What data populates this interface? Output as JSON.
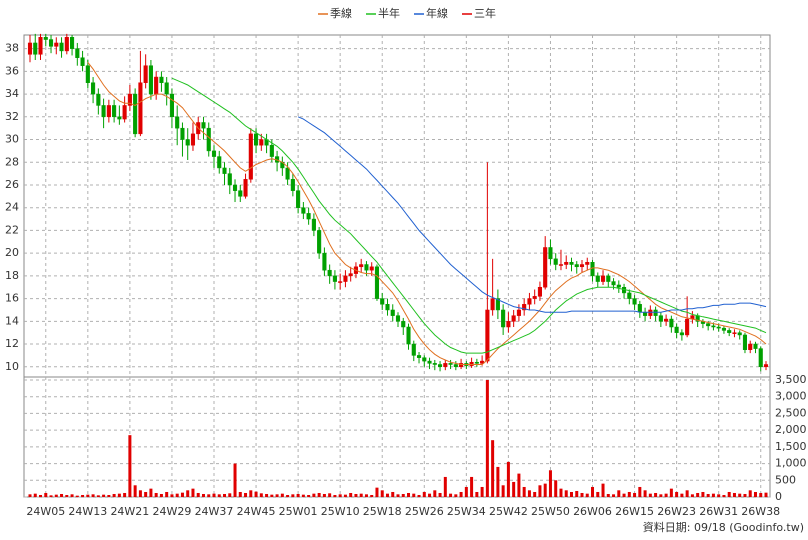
{
  "chart_data": {
    "type": "candlestick",
    "categories": [
      null,
      null,
      null,
      "24W05",
      null,
      null,
      null,
      null,
      null,
      null,
      null,
      "24W13",
      null,
      null,
      null,
      null,
      null,
      null,
      null,
      "24W21",
      null,
      null,
      null,
      null,
      null,
      null,
      null,
      "24W29",
      null,
      null,
      null,
      null,
      null,
      null,
      null,
      "24W37",
      null,
      null,
      null,
      null,
      null,
      null,
      null,
      "24W45",
      null,
      null,
      null,
      null,
      null,
      null,
      null,
      "25W01",
      null,
      null,
      null,
      null,
      null,
      null,
      null,
      "25W10",
      null,
      null,
      null,
      null,
      null,
      null,
      null,
      "25W18",
      null,
      null,
      null,
      null,
      null,
      null,
      null,
      "25W26",
      null,
      null,
      null,
      null,
      null,
      null,
      null,
      "25W34",
      null,
      null,
      null,
      null,
      null,
      null,
      null,
      "25W42",
      null,
      null,
      null,
      null,
      null,
      null,
      null,
      "25W50",
      null,
      null,
      null,
      null,
      null,
      null,
      null,
      "26W06",
      null,
      null,
      null,
      null,
      null,
      null,
      null,
      "26W15",
      null,
      null,
      null,
      null,
      null,
      null,
      null,
      "26W23",
      null,
      null,
      null,
      null,
      null,
      null,
      null,
      "26W31",
      null,
      null,
      null,
      null,
      null,
      null,
      null,
      "26W38",
      null
    ],
    "open": [
      37.5,
      38.5,
      37.5,
      39,
      38.8,
      38.2,
      38.5,
      37.8,
      39,
      38,
      37.2,
      36.5,
      35,
      34,
      33,
      32,
      33,
      32,
      31.8,
      33,
      34,
      30.5,
      35,
      36.5,
      34,
      35.5,
      35,
      34,
      32,
      31,
      30,
      29.5,
      30.5,
      31.5,
      31,
      29,
      28.5,
      27.5,
      27,
      26,
      25.5,
      25,
      26.5,
      30.5,
      29.5,
      30,
      29.5,
      28.5,
      28,
      27.5,
      26.5,
      25.5,
      24,
      23.5,
      23,
      22,
      20,
      18.5,
      18,
      17.5,
      17.5,
      18,
      18.2,
      18.8,
      19,
      18.5,
      18.8,
      16,
      15.5,
      15,
      14.5,
      14,
      13.5,
      12,
      11,
      10.8,
      10.5,
      10.3,
      10.2,
      10,
      10.3,
      10.2,
      10,
      10.3,
      10.1,
      10.4,
      10.3,
      10.5,
      15,
      16,
      15,
      13.5,
      14,
      14.5,
      15,
      15.5,
      16,
      16.2,
      17,
      20.5,
      19.5,
      19,
      19,
      19.2,
      19,
      18.8,
      19,
      19.2,
      18,
      17.5,
      18,
      17.5,
      17.2,
      17,
      16.5,
      16,
      15.5,
      14.8,
      14.5,
      15,
      14.5,
      14,
      14.2,
      13.5,
      13,
      12.8,
      14.2,
      14.5,
      14,
      13.8,
      13.6,
      13.5,
      13.4,
      13.2,
      13,
      13,
      12.8,
      11.5,
      12,
      11.6,
      10
    ],
    "high": [
      39.2,
      39.3,
      39.3,
      39.3,
      39.2,
      39,
      39,
      39.3,
      39.2,
      38.5,
      37.8,
      37,
      35.5,
      34.5,
      33.6,
      33.5,
      33.5,
      33,
      33.8,
      34.8,
      34.5,
      37.8,
      37.5,
      37,
      36,
      36,
      35.5,
      34.5,
      33,
      31.5,
      31,
      31.5,
      32,
      32,
      31.5,
      29.5,
      29,
      28,
      27.5,
      26.5,
      26,
      27,
      31,
      31,
      30.5,
      30.5,
      30,
      29,
      28.5,
      28,
      27,
      26,
      24.5,
      24,
      23.5,
      22.3,
      20.5,
      19,
      18.5,
      18.2,
      18.5,
      18.8,
      19.2,
      19.5,
      19.3,
      19.2,
      19,
      16.5,
      16,
      15.5,
      14.8,
      14.3,
      13.8,
      12.3,
      11.3,
      11,
      10.8,
      10.6,
      10.5,
      10.6,
      10.6,
      10.5,
      10.7,
      10.5,
      10.8,
      10.7,
      11,
      28,
      19.5,
      16.8,
      15.5,
      14.8,
      15,
      15.5,
      16,
      16.5,
      16.8,
      17.5,
      21.5,
      21.2,
      20,
      20.3,
      19.8,
      19.6,
      19.3,
      19.4,
      19.6,
      19.4,
      18.3,
      18.5,
      18.2,
      17.8,
      17.6,
      17.3,
      16.8,
      16.3,
      15.8,
      15.2,
      15.4,
      15.3,
      14.8,
      14.6,
      14.5,
      13.8,
      13.3,
      16.2,
      14.9,
      14.7,
      14.2,
      14,
      13.9,
      13.8,
      13.6,
      13.4,
      13.3,
      13.2,
      13,
      12.3,
      12.2,
      11.8,
      10.5
    ],
    "low": [
      36.8,
      37,
      37,
      38.2,
      37.6,
      37.5,
      37.2,
      37.5,
      37.4,
      36.5,
      36,
      34.5,
      33.2,
      32.2,
      31,
      31.5,
      31.5,
      31.3,
      31.5,
      32.5,
      30.2,
      30.3,
      34.5,
      33.5,
      33.5,
      34.2,
      33,
      31,
      29.5,
      28.5,
      28.2,
      29,
      30,
      30,
      28.5,
      27.5,
      27,
      26,
      25.2,
      24.5,
      24.5,
      24.8,
      26.2,
      28.8,
      29,
      28.8,
      28,
      27.2,
      26.8,
      26,
      25,
      23.5,
      23,
      22.5,
      21.5,
      19.5,
      18,
      17.3,
      16.8,
      16.8,
      17,
      17.5,
      17.8,
      18.3,
      18,
      18,
      15.8,
      15,
      14.5,
      14,
      13.5,
      12.8,
      11.5,
      10.5,
      10.3,
      10,
      9.8,
      9.7,
      9.6,
      9.7,
      9.8,
      9.7,
      9.8,
      9.8,
      9.9,
      10,
      10.1,
      10.3,
      14.5,
      14.2,
      12.8,
      13,
      13.5,
      14,
      14.5,
      15,
      15.5,
      15.8,
      16.8,
      19,
      18.5,
      18.5,
      18.6,
      18.4,
      18.2,
      18.3,
      18.5,
      17.5,
      17,
      17.2,
      17,
      16.8,
      16.5,
      16,
      15.5,
      15,
      14.3,
      14,
      14.2,
      14,
      13.5,
      13.6,
      13,
      12.5,
      12.3,
      12.6,
      13.8,
      13.5,
      13.4,
      13.2,
      13.2,
      13.1,
      12.9,
      12.7,
      12.6,
      12.4,
      11.2,
      11.2,
      11.2,
      9.6,
      9.7
    ],
    "close": [
      38.5,
      37.5,
      39,
      38.8,
      38.2,
      38.5,
      37.8,
      39,
      38,
      37.2,
      36.5,
      35,
      34,
      33,
      32,
      33,
      32,
      31.8,
      33,
      34,
      30.5,
      35,
      36.5,
      34,
      35.5,
      35,
      34,
      32,
      31,
      30,
      29.5,
      30.5,
      31.5,
      31,
      29,
      28.5,
      27.5,
      27,
      26,
      25.5,
      25,
      26.5,
      30.5,
      29.5,
      30,
      29.5,
      28.5,
      28,
      27.5,
      26.5,
      25.5,
      24,
      23.5,
      23,
      22,
      20,
      18.5,
      18,
      17.5,
      17.5,
      18,
      18.2,
      18.8,
      19,
      18.5,
      18.8,
      16,
      15.5,
      15,
      14.5,
      14,
      13.5,
      12,
      11,
      10.8,
      10.5,
      10.3,
      10.2,
      10,
      10.3,
      10.2,
      10,
      10.3,
      10.1,
      10.4,
      10.3,
      10.5,
      15,
      16,
      15,
      13.5,
      14,
      14.5,
      15,
      15.5,
      16,
      16.2,
      17,
      20.5,
      19.5,
      19,
      19,
      19.2,
      19,
      18.8,
      19,
      19.2,
      18,
      17.5,
      18,
      17.5,
      17.2,
      17,
      16.5,
      16,
      15.5,
      14.8,
      14.5,
      15,
      14.5,
      14,
      14.2,
      13.5,
      13,
      12.8,
      14.2,
      14.5,
      14,
      13.8,
      13.6,
      13.5,
      13.4,
      13.2,
      13,
      13,
      12.8,
      11.5,
      12,
      11.6,
      10,
      10.2
    ],
    "up_color": "#e00000",
    "down_color": "#00a000",
    "ylim": [
      9.1,
      39.2
    ],
    "yticks": [
      10,
      12,
      14,
      16,
      18,
      20,
      22,
      24,
      26,
      28,
      30,
      32,
      34,
      36,
      38
    ],
    "series": [
      {
        "name": "季線",
        "color": "#e07020",
        "values": [
          null,
          null,
          null,
          null,
          null,
          null,
          null,
          null,
          null,
          null,
          null,
          36.8,
          36.2,
          35.5,
          34.8,
          34.2,
          33.8,
          33.4,
          33.2,
          33.2,
          33,
          33.3,
          33.6,
          33.8,
          34,
          34,
          33.8,
          33.5,
          33.2,
          32.8,
          32.2,
          31.6,
          31,
          30.6,
          30.2,
          29.8,
          29.4,
          29,
          28.5,
          28,
          27.5,
          27.2,
          27.5,
          27.8,
          28,
          28.2,
          28.3,
          28.2,
          28,
          27.6,
          27,
          26.3,
          25.5,
          24.7,
          23.8,
          22.8,
          21.8,
          20.8,
          20,
          19.5,
          19,
          18.7,
          18.5,
          18.3,
          18.2,
          18.2,
          18,
          17.5,
          17,
          16.5,
          15.8,
          15,
          14.2,
          13.3,
          12.6,
          12,
          11.5,
          11.1,
          10.8,
          10.6,
          10.4,
          10.3,
          10.2,
          10.2,
          10.2,
          10.2,
          10.2,
          10.6,
          11.1,
          11.6,
          12,
          12.4,
          12.8,
          13.2,
          13.6,
          14,
          14.5,
          15,
          15.6,
          16.2,
          16.7,
          17.1,
          17.5,
          17.8,
          18,
          18.3,
          18.5,
          18.7,
          18.7,
          18.6,
          18.5,
          18.3,
          18.1,
          17.8,
          17.5,
          17.1,
          16.7,
          16.3,
          15.9,
          15.5,
          15.2,
          15,
          14.8,
          14.6,
          14.4,
          14.3,
          14.2,
          14.1,
          14,
          13.9,
          13.8,
          13.7,
          13.6,
          13.5,
          13.4,
          13.3,
          13.1,
          12.9,
          12.7,
          12.4,
          12
        ]
      },
      {
        "name": "半年",
        "color": "#20c020",
        "values": [
          null,
          null,
          null,
          null,
          null,
          null,
          null,
          null,
          null,
          null,
          null,
          null,
          null,
          null,
          null,
          null,
          null,
          null,
          null,
          null,
          null,
          null,
          null,
          null,
          null,
          null,
          null,
          35.4,
          35.2,
          35,
          34.8,
          34.5,
          34.2,
          33.9,
          33.6,
          33.3,
          33,
          32.7,
          32.4,
          32,
          31.6,
          31.2,
          30.9,
          30.6,
          30.3,
          30,
          29.7,
          29.4,
          29,
          28.5,
          28,
          27.4,
          26.7,
          26,
          25.3,
          24.6,
          24,
          23.4,
          22.9,
          22.5,
          22.1,
          21.7,
          21.2,
          20.7,
          20.2,
          19.7,
          19.2,
          18.6,
          18,
          17.4,
          16.8,
          16.2,
          15.6,
          15,
          14.4,
          13.8,
          13.3,
          12.8,
          12.4,
          12,
          11.7,
          11.5,
          11.3,
          11.2,
          11.2,
          11.2,
          11.2,
          11.3,
          11.5,
          11.7,
          11.9,
          12.1,
          12.3,
          12.5,
          12.7,
          12.9,
          13.2,
          13.6,
          14,
          14.5,
          15,
          15.4,
          15.8,
          16.1,
          16.4,
          16.6,
          16.8,
          16.9,
          17,
          17,
          17,
          17,
          16.9,
          16.8,
          16.7,
          16.6,
          16.5,
          16.3,
          16.1,
          15.9,
          15.7,
          15.5,
          15.3,
          15.1,
          14.9,
          14.8,
          14.6,
          14.5,
          14.4,
          14.3,
          14.2,
          14.1,
          14,
          13.9,
          13.8,
          13.7,
          13.6,
          13.5,
          13.4,
          13.2,
          13
        ]
      },
      {
        "name": "年線",
        "color": "#2060d0",
        "values": [
          null,
          null,
          null,
          null,
          null,
          null,
          null,
          null,
          null,
          null,
          null,
          null,
          null,
          null,
          null,
          null,
          null,
          null,
          null,
          null,
          null,
          null,
          null,
          null,
          null,
          null,
          null,
          null,
          null,
          null,
          null,
          null,
          null,
          null,
          null,
          null,
          null,
          null,
          null,
          null,
          null,
          null,
          null,
          null,
          null,
          null,
          null,
          null,
          null,
          null,
          null,
          32,
          31.8,
          31.5,
          31.2,
          30.9,
          30.6,
          30.2,
          29.8,
          29.4,
          29,
          28.6,
          28.2,
          27.8,
          27.4,
          26.9,
          26.4,
          25.9,
          25.4,
          24.9,
          24.4,
          23.8,
          23.2,
          22.6,
          22,
          21.5,
          21,
          20.5,
          20,
          19.5,
          19,
          18.6,
          18.2,
          17.8,
          17.4,
          17,
          16.6,
          16.3,
          16.1,
          15.9,
          15.7,
          15.5,
          15.3,
          15.2,
          15.1,
          15,
          15,
          14.9,
          14.8,
          14.8,
          14.8,
          14.8,
          14.8,
          14.9,
          14.9,
          14.9,
          14.9,
          14.9,
          14.9,
          14.9,
          14.9,
          14.9,
          14.9,
          14.9,
          14.9,
          14.9,
          14.8,
          14.8,
          14.8,
          14.8,
          14.8,
          14.9,
          15,
          15,
          15,
          15.1,
          15.1,
          15.2,
          15.2,
          15.3,
          15.4,
          15.4,
          15.5,
          15.5,
          15.5,
          15.6,
          15.6,
          15.6,
          15.5,
          15.4,
          15.3
        ]
      },
      {
        "name": "三年",
        "color": "#e00000"
      }
    ],
    "volume": {
      "color": "#e00000",
      "ylim": [
        0,
        3590
      ],
      "yticks": [
        0,
        500,
        {
          "value": 1000,
          "label": "1,000"
        },
        {
          "value": 1500,
          "label": "1,500"
        },
        {
          "value": 2000,
          "label": "2,000"
        },
        {
          "value": 2500,
          "label": "2,500"
        },
        {
          "value": 3000,
          "label": "3,000"
        },
        {
          "value": 3500,
          "label": "3,500"
        }
      ],
      "values": [
        80,
        100,
        60,
        120,
        50,
        70,
        90,
        60,
        80,
        40,
        60,
        70,
        80,
        50,
        70,
        60,
        90,
        100,
        120,
        1850,
        350,
        200,
        150,
        250,
        120,
        90,
        150,
        80,
        100,
        130,
        200,
        250,
        120,
        90,
        80,
        100,
        80,
        90,
        110,
        1000,
        150,
        120,
        200,
        160,
        110,
        90,
        70,
        80,
        100,
        60,
        80,
        90,
        70,
        60,
        100,
        120,
        90,
        110,
        60,
        80,
        70,
        120,
        90,
        100,
        80,
        60,
        280,
        200,
        100,
        150,
        80,
        90,
        120,
        100,
        60,
        150,
        100,
        200,
        120,
        600,
        100,
        80,
        150,
        300,
        600,
        150,
        300,
        3500,
        1700,
        900,
        350,
        1050,
        450,
        700,
        300,
        200,
        150,
        350,
        400,
        800,
        500,
        250,
        200,
        150,
        180,
        120,
        100,
        300,
        150,
        400,
        90,
        80,
        200,
        100,
        150,
        120,
        300,
        200,
        100,
        120,
        80,
        100,
        250,
        150,
        100,
        200,
        80,
        120,
        150,
        90,
        100,
        80,
        60,
        150,
        120,
        100,
        90,
        200,
        150,
        120,
        130
      ]
    },
    "grid": true,
    "legend": "top",
    "footer": "資料日期: 09/18 (Goodinfo.tw)"
  }
}
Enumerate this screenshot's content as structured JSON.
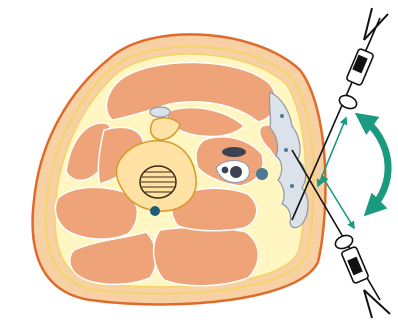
{
  "figure": {
    "palette": {
      "skin": "#F7D1A4",
      "skin_outline": "#E06A2C",
      "fat_layer": "#FFF6C2",
      "fascia": "#F2D46A",
      "muscle": "#EFA378",
      "muscle_outline": "#FFFFFF",
      "bone": "#FFE2A4",
      "bone_outline": "#D89A2C",
      "vessel_dark": "#3C4250",
      "vessel_blue": "#4E7A94",
      "vessel_teal": "#1B5C78",
      "nerve": "#DCE2EA",
      "nerve_outline": "#8E98A8",
      "needle": "#111111",
      "arrow": "#1A9A7E"
    },
    "icons": {
      "rotation_arrow": "curved-double-arrow-icon",
      "transducer_top": "ultrasound-probe-icon",
      "transducer_bottom": "ultrasound-probe-icon"
    }
  }
}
= = = =
**Set exercise**
Retype the line containing "Enumerate this screenshot's" and all lines after it through the end of the material, exactly and only those, leaving out pictures.

**Expected answer**
Enumerate this screenshot's content as structured JSON.
{
  "figure": {
    "palette": {
      "skin": "#F7D1A4",
      "skin_outline": "#E06A2C",
      "fat_layer": "#FFF6C2",
      "fascia": "#F2D46A",
      "muscle": "#EFA378",
      "muscle_outline": "#FFFFFF",
      "bone": "#FFE2A4",
      "bone_outline": "#D89A2C",
      "vessel_dark": "#3C4250",
      "vessel_blue": "#4E7A94",
      "vessel_teal": "#1B5C78",
      "nerve": "#DCE2EA",
      "nerve_outline": "#8E98A8",
      "needle": "#111111",
      "arrow": "#1A9A7E"
    },
    "icons": {
      "rotation_arrow": "curved-double-arrow-icon",
      "transducer_top": "ultrasound-probe-icon",
      "transducer_bottom": "ultrasound-probe-icon"
    }
  }
}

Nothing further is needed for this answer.